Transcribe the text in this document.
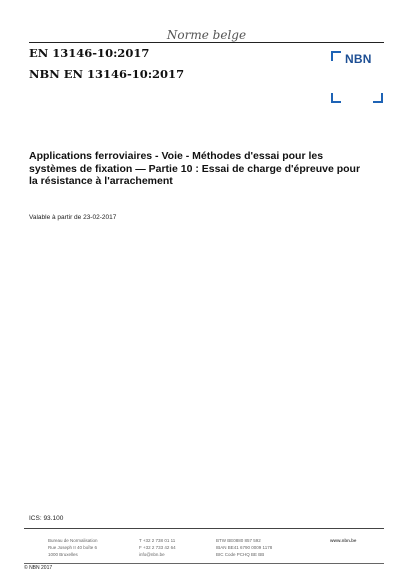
Norme belge
EN 13146-10:2017
NBN EN 13146-10:2017
NBN
Applications ferroviaires - Voie - Méthodes d'essai pour les
systèmes de fixation — Partie 10 : Essai de charge d'épreuve pour
la résistance à l'arrachement
Valable à partir de 23-02-2017
ICS: 93.100
Bureau de Normalisation
Rue Joseph II 40 boîte 6
1000 Bruxelles
T +32 2 738 01 11
F +32 2 733 42 64
info@nbn.be
BTW BE0880 857 592
IBAN BE41 6790 0009 1178
BIC Code PCHQ BE BB
www.nbn.be
© NBN 2017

Work to do >>
Nothing but the pictures may be dropped; output the records above exactly.

Solution below >>
Transcribe the text in this document.
Norme belge
EN 13146-10:2017
NBN EN 13146-10:2017
NBN
Applications ferroviaires - Voie - Méthodes d'essai pour les
systèmes de fixation — Partie 10 : Essai de charge d'épreuve pour
la résistance à l'arrachement
Valable à partir de 23-02-2017
ICS: 93.100
Bureau de Normalisation
Rue Joseph II 40 boîte 6
1000 Bruxelles
T +32 2 738 01 11
F +32 2 733 42 64
info@nbn.be
BTW BE0880 857 592
IBAN BE41 6790 0009 1178
BIC Code PCHQ BE BB
www.nbn.be
© NBN 2017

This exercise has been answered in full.